● **DATA ROWS**:

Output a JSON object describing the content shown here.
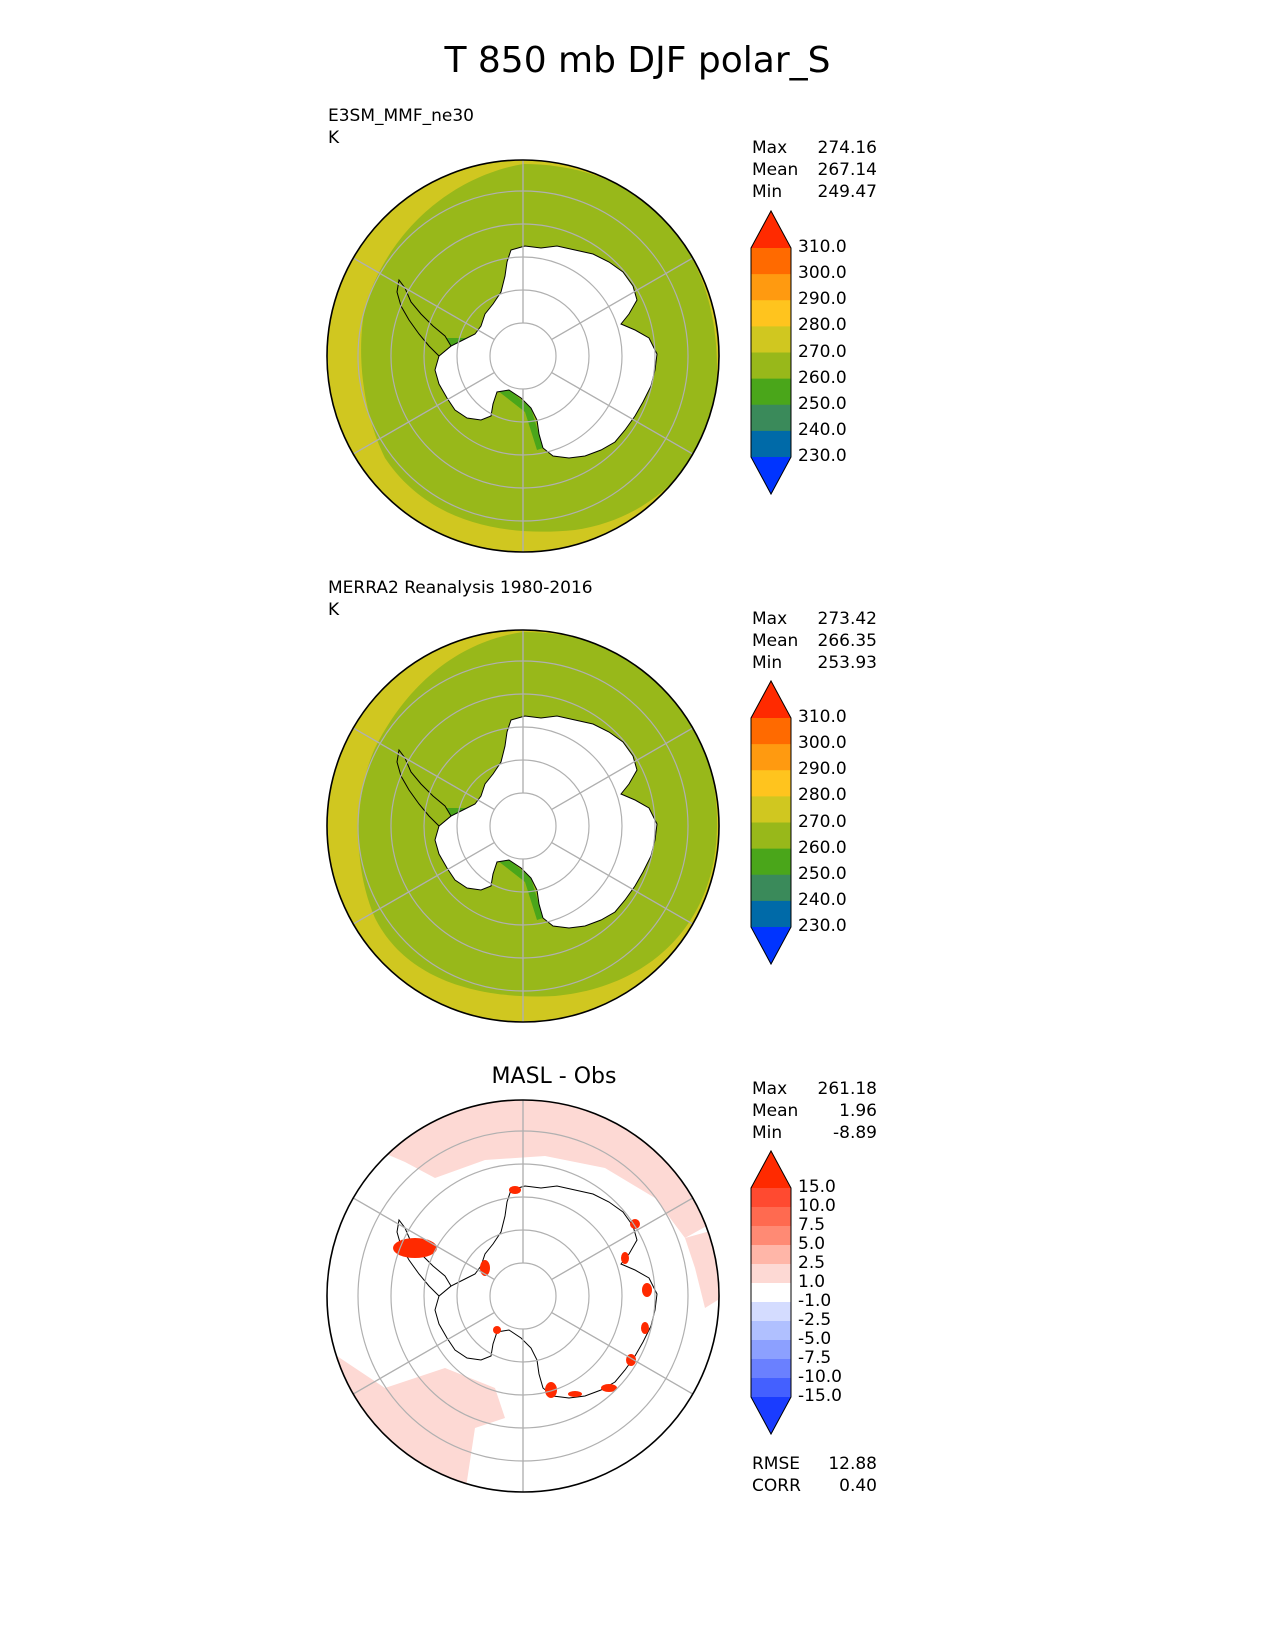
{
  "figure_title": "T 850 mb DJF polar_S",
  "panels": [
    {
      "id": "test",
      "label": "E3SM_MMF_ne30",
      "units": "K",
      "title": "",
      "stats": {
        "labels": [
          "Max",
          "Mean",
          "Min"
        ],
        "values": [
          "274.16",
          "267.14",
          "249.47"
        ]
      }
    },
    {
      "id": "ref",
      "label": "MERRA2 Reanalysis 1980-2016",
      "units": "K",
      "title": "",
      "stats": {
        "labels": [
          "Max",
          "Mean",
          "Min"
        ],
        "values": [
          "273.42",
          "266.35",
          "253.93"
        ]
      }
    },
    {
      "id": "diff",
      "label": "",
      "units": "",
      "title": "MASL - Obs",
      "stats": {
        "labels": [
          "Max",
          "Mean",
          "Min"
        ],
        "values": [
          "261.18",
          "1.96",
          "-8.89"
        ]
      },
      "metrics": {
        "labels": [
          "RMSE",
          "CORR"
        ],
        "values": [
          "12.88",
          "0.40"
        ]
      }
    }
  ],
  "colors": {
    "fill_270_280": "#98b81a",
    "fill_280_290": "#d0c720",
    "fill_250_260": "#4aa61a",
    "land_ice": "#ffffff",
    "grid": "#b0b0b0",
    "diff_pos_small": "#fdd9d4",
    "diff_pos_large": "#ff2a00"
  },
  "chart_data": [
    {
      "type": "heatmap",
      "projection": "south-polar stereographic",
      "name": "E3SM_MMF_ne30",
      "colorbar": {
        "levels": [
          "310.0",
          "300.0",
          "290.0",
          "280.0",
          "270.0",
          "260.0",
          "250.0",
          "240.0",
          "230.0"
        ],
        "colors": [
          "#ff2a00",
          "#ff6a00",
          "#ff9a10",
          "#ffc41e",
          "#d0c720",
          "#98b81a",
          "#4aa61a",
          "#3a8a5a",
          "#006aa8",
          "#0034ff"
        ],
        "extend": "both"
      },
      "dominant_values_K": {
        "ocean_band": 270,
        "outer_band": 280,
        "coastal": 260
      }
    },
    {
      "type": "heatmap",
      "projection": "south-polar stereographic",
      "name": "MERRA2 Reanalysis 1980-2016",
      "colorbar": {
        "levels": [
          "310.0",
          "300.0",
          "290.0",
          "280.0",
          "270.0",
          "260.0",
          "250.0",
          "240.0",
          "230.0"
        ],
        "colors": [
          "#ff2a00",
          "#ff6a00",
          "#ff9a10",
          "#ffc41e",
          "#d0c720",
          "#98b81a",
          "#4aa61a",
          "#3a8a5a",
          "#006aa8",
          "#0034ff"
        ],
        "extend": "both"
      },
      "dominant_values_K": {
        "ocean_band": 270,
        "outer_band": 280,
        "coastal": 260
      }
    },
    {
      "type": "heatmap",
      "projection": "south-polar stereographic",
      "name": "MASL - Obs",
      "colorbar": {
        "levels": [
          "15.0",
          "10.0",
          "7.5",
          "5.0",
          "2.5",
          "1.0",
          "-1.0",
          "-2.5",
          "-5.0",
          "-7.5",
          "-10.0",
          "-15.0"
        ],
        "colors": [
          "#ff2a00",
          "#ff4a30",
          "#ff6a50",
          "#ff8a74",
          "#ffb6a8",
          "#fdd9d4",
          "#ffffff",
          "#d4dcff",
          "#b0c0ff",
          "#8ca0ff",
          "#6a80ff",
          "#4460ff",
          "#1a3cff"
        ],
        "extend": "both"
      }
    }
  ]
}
...
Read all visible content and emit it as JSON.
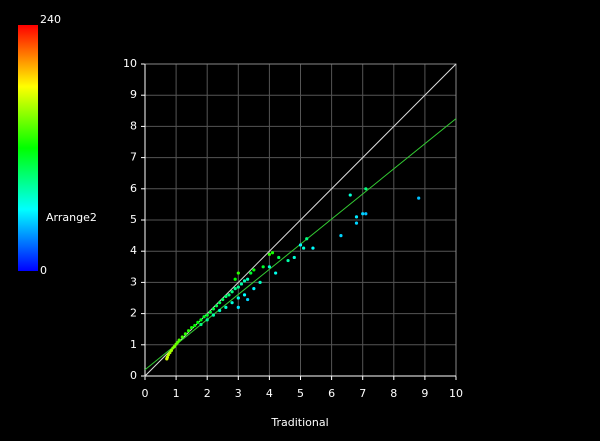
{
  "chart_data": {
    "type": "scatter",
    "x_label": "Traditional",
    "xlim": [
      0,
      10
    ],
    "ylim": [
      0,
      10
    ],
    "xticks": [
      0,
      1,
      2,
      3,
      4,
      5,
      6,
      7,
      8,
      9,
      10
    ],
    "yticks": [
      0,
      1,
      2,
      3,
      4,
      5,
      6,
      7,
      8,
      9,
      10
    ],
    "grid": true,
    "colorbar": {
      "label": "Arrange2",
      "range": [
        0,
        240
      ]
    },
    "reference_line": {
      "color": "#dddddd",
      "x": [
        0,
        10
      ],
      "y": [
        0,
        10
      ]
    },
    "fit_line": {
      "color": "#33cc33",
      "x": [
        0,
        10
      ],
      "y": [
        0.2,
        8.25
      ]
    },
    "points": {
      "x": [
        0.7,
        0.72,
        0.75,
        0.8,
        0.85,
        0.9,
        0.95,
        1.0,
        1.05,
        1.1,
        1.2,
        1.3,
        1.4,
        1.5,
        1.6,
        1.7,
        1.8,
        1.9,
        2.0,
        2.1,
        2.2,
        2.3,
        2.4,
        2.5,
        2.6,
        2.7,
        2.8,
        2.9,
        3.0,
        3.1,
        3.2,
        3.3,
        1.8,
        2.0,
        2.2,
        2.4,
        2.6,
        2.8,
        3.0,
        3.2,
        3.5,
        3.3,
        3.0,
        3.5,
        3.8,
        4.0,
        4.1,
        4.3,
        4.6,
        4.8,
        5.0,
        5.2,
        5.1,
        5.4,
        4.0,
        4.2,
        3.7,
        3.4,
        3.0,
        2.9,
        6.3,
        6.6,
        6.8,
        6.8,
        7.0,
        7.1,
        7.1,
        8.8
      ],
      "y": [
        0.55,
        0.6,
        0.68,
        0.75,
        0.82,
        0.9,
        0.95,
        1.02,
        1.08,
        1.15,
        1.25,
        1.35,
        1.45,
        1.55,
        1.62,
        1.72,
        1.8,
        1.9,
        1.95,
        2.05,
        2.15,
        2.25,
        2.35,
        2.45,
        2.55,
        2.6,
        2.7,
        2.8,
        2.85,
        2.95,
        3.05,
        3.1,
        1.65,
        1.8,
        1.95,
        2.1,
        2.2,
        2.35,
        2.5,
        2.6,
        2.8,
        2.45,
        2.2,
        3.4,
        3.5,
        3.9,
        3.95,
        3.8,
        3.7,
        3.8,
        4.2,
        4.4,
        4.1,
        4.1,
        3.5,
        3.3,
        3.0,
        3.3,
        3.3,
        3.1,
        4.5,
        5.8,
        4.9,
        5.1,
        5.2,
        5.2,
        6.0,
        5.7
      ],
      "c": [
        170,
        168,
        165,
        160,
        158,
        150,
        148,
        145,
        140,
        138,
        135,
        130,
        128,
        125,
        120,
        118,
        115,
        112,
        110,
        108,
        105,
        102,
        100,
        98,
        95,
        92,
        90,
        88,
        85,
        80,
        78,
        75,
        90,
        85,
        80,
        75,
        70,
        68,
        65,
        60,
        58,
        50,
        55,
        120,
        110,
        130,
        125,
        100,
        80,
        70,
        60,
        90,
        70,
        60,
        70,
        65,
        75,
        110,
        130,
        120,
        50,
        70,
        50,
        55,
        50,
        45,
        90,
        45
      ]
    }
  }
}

● **WHAT THIS TASK INVOLVES**:
Check every line of the records above for the string "name" and say how many contain it, giving the number alone.

● **RESULT FOR THIS EXERCISE**:
3